■ Instruction ■
Leave out the pictures and copy each record below exactly.

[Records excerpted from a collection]
※ ※ ※

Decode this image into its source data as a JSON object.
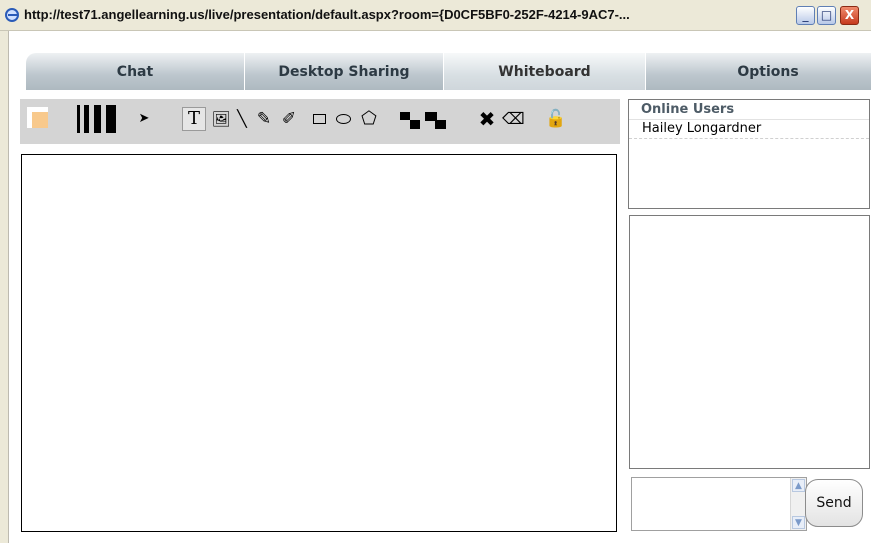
{
  "window": {
    "title_url": "http://test71.angellearning.us/live/presentation/default.aspx?room={D0CF5BF0-252F-4214-9AC7-...",
    "minimize_icon": "_",
    "maximize_icon": "□",
    "close_icon": "X"
  },
  "tabs": [
    {
      "label": "Chat",
      "width": 219
    },
    {
      "label": "Desktop Sharing",
      "width": 199
    },
    {
      "label": "Whiteboard",
      "width": 202
    },
    {
      "label": "Options",
      "width": 244
    }
  ],
  "tabs_active": "Whiteboard",
  "toolbar": {
    "fill_color": "#f8c98c",
    "tools": {
      "select": "➤",
      "text": "T",
      "image": "🖼",
      "line": "╲",
      "pen": "✎",
      "brush": "✐",
      "polygon": "⬠",
      "delete": "✖",
      "eraser": "⌫",
      "lock": "🔓"
    }
  },
  "online_users": {
    "header": "Online Users",
    "users": [
      "Hailey Longardner"
    ]
  },
  "chat": {
    "send_label": "Send",
    "message_value": ""
  }
}
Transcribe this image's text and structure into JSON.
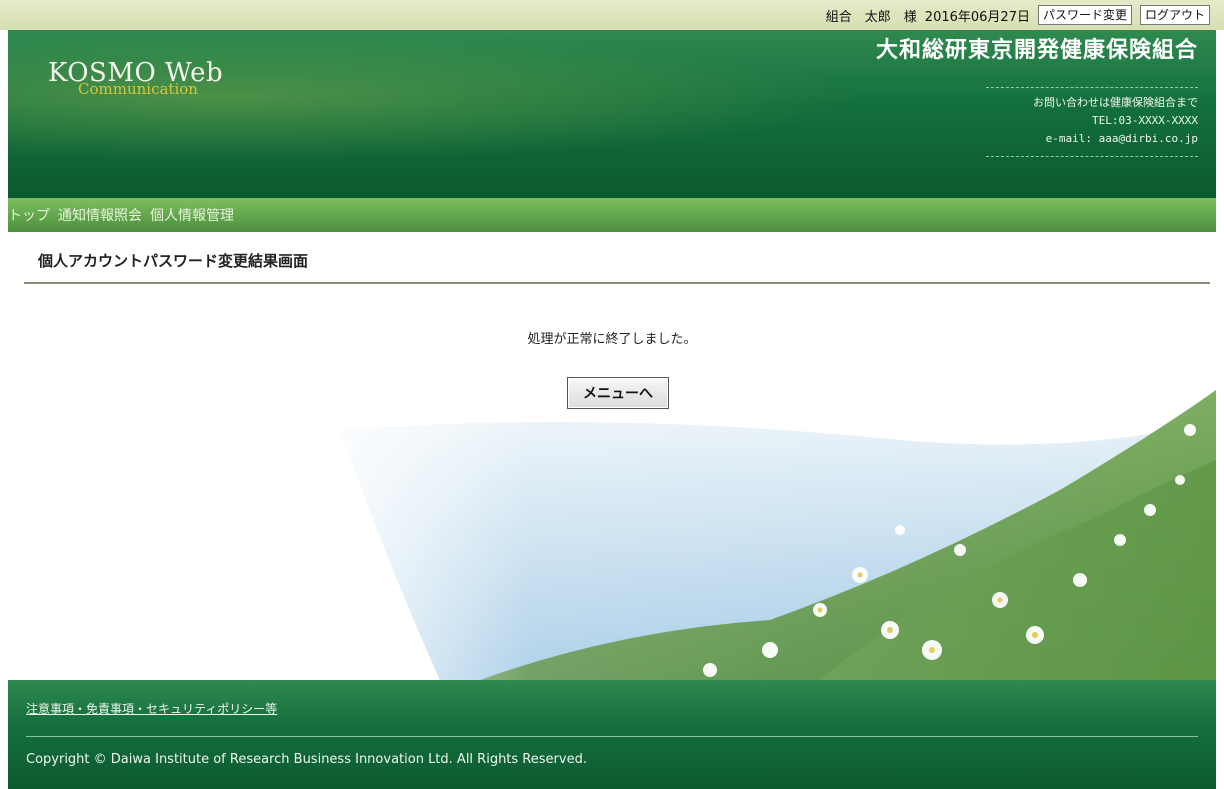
{
  "topbar": {
    "user": "組合　太郎　様",
    "date": "2016年06月27日",
    "password_change_button": "パスワード変更",
    "logout_button": "ログアウト"
  },
  "header": {
    "logo_main": "KOSMO Web",
    "logo_sub": "Communication",
    "organization": "大和総研東京開発健康保険組合",
    "contact_intro": "お問い合わせは健康保険組合まで",
    "contact_tel": "TEL:03-XXXX-XXXX",
    "contact_email": "e-mail: aaa@dirbi.co.jp"
  },
  "nav": {
    "items": [
      "トップ",
      "通知情報照会",
      "個人情報管理"
    ]
  },
  "page": {
    "title": "個人アカウントパスワード変更結果画面",
    "message": "処理が正常に終了しました。",
    "menu_button": "メニューへ"
  },
  "footer": {
    "links": "注意事項・免責事項・セキュリティポリシー等",
    "copyright": "Copyright © Daiwa Institute of Research Business Innovation Ltd. All Rights Reserved."
  },
  "colors": {
    "header_green": "#136f3d",
    "nav_green": "#5ea24a",
    "topbar_bg": "#d6dfb2"
  }
}
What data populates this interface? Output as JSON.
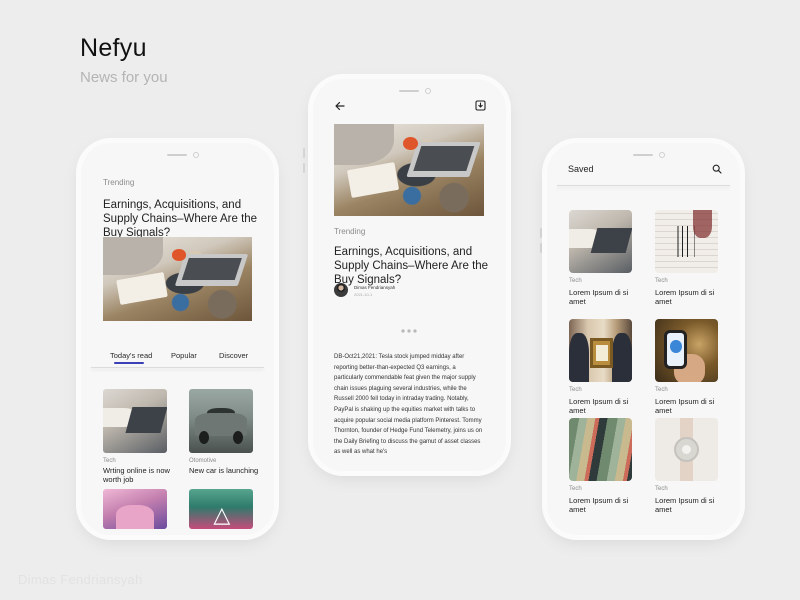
{
  "brand": {
    "title": "Nefyu",
    "subtitle": "News for you",
    "author": "Dimas Fendriansyah"
  },
  "phone1": {
    "kicker": "Trending",
    "headline": "Earnings, Acquisitions, and Supply Chains–Where Are the Buy Signals?",
    "tabs": [
      {
        "label": "Today's read",
        "active": true
      },
      {
        "label": "Popular",
        "active": false
      },
      {
        "label": "Discover",
        "active": false
      }
    ],
    "cards": [
      {
        "category": "Tech",
        "title": "Wrting online is now worth job"
      },
      {
        "category": "Otomotive",
        "title": "New car is launching"
      }
    ]
  },
  "phone2": {
    "kicker": "Trending",
    "headline": "Earnings, Acquisitions, and Supply Chains–Where Are the Buy Signals?",
    "author_name": "Dimas Fendriansyah",
    "date": "2021-10-1",
    "body": "DB-Oct21,2021: Tesla stock jumped midday after reporting better-than-expected Q3 earnings, a particularly commendable feat given the major supply chain issues plaguing several industries, while the Russell 2000 fell today in intraday trading. Notably, PayPal is shaking up the equities market with talks to acquire popular social media platform Pinterest. Tommy Thornton, founder of Hedge Fund Telemetry, joins us on the Daily Briefing to discuss the gamut of asset classes as well as what he's"
  },
  "phone3": {
    "title": "Saved",
    "cards": [
      {
        "category": "Tech",
        "title": "Lorem Ipsum di si amet"
      },
      {
        "category": "Tech",
        "title": "Lorem Ipsum di si amet"
      },
      {
        "category": "Tech",
        "title": "Lorem Ipsum di si amet"
      },
      {
        "category": "Tech",
        "title": "Lorem Ipsum di si amet"
      },
      {
        "category": "Tech",
        "title": "Lorem Ipsum di si amet"
      },
      {
        "category": "Tech",
        "title": "Lorem Ipsum di si amet"
      }
    ]
  },
  "icons": {
    "back": "arrow-left-icon",
    "bookmark": "bookmark-download-icon",
    "search": "search-icon",
    "more": "more-dots-icon"
  },
  "colors": {
    "background": "#ededed",
    "phone": "#f7f7f7",
    "accent": "#3c40b6",
    "muted_text": "#b4b4b4"
  }
}
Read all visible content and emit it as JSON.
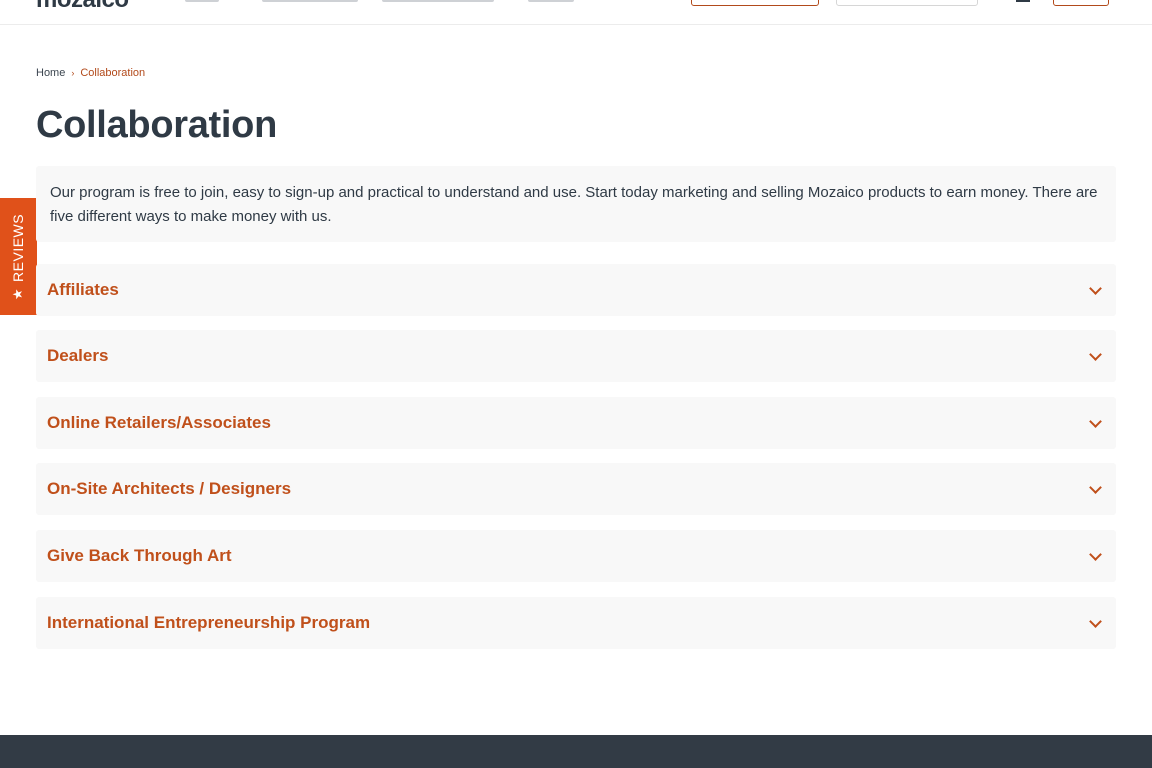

※ ※ ※

■ Reply to the exercise ■
Decode this image into its source data as a JSON object.
{
  "window": {
    "title_url": "http://test71.angellearning.us/live/presentation/default.aspx?room={D0CF5BF0-252F-4214-9AC7-...",
    "minimize_icon": "_",
    "maximize_icon": "□",
    "close_icon": "X"
  },
  "tabs": [
    {
      "label": "Chat",
      "width": 219
    },
    {
      "label": "Desktop Sharing",
      "width": 199
    },
    {
      "label": "Whiteboard",
      "width": 202
    },
    {
      "label": "Options",
      "width": 244
    }
  ],
  "tabs_active": "Whiteboard",
  "toolbar": {
    "fill_color": "#f8c98c",
    "tools": {
      "select": "➤",
      "text": "T",
      "image": "🖼",
      "line": "╲",
      "pen": "✎",
      "brush": "✐",
      "polygon": "⬠",
      "delete": "✖",
      "eraser": "⌫",
      "lock": "🔓"
    }
  },
  "online_users": {
    "header": "Online Users",
    "users": [
      "Hailey Longardner"
    ]
  },
  "chat": {
    "send_label": "Send",
    "message_value": ""
  }
}
Transcribe this image's text and structure into JSON.
{
  "topbar": {
    "user": "組合　太郎　様",
    "date": "2016年06月27日",
    "password_change_button": "パスワード変更",
    "logout_button": "ログアウト"
  },
  "header": {
    "logo_main": "KOSMO Web",
    "logo_sub": "Communication",
    "organization": "大和総研東京開発健康保険組合",
    "contact_intro": "お問い合わせは健康保険組合まで",
    "contact_tel": "TEL:03-XXXX-XXXX",
    "contact_email": "e-mail: aaa@dirbi.co.jp"
  },
  "nav": {
    "items": [
      "トップ",
      "通知情報照会",
      "個人情報管理"
    ]
  },
  "page": {
    "title": "個人アカウントパスワード変更結果画面",
    "message": "処理が正常に終了しました。",
    "menu_button": "メニューへ"
  },
  "footer": {
    "links": "注意事項・免責事項・セキュリティポリシー等",
    "copyright": "Copyright © Daiwa Institute of Research Business Innovation Ltd. All Rights Reserved."
  },
  "colors": {
    "header_green": "#136f3d",
    "nav_green": "#5ea24a",
    "topbar_bg": "#d6dfb2"
  }
}
What data populates this interface? Output as JSON.
{
  "brand": {
    "title": "Nefyu",
    "subtitle": "News for you",
    "author": "Dimas Fendriansyah"
  },
  "phone1": {
    "kicker": "Trending",
    "headline": "Earnings, Acquisitions, and Supply Chains–Where Are the Buy Signals?",
    "tabs": [
      {
        "label": "Today's read",
        "active": true
      },
      {
        "label": "Popular",
        "active": false
      },
      {
        "label": "Discover",
        "active": false
      }
    ],
    "cards": [
      {
        "category": "Tech",
        "title": "Wrting online is now worth job"
      },
      {
        "category": "Otomotive",
        "title": "New car is launching"
      }
    ]
  },
  "phone2": {
    "kicker": "Trending",
    "headline": "Earnings, Acquisitions, and Supply Chains–Where Are the Buy Signals?",
    "author_name": "Dimas Fendriansyah",
    "date": "2021-10-1",
    "body": "DB-Oct21,2021: Tesla stock jumped midday after reporting better-than-expected Q3 earnings, a particularly commendable feat given the major supply chain issues plaguing several industries, while the Russell 2000 fell today in intraday trading. Notably, PayPal is shaking up the equities market with talks to acquire popular social media platform Pinterest. Tommy Thornton, founder of Hedge Fund Telemetry, joins us on the Daily Briefing to discuss the gamut of asset classes as well as what he's"
  },
  "phone3": {
    "title": "Saved",
    "cards": [
      {
        "category": "Tech",
        "title": "Lorem Ipsum di si amet"
      },
      {
        "category": "Tech",
        "title": "Lorem Ipsum di si amet"
      },
      {
        "category": "Tech",
        "title": "Lorem Ipsum di si amet"
      },
      {
        "category": "Tech",
        "title": "Lorem Ipsum di si amet"
      },
      {
        "category": "Tech",
        "title": "Lorem Ipsum di si amet"
      },
      {
        "category": "Tech",
        "title": "Lorem Ipsum di si amet"
      }
    ]
  },
  "icons": {
    "back": "arrow-left-icon",
    "bookmark": "bookmark-download-icon",
    "search": "search-icon",
    "more": "more-dots-icon"
  },
  "colors": {
    "background": "#ededed",
    "phone": "#f7f7f7",
    "accent": "#3c40b6",
    "muted_text": "#b4b4b4"
  }
}
Read all visible content and emit it as JSON.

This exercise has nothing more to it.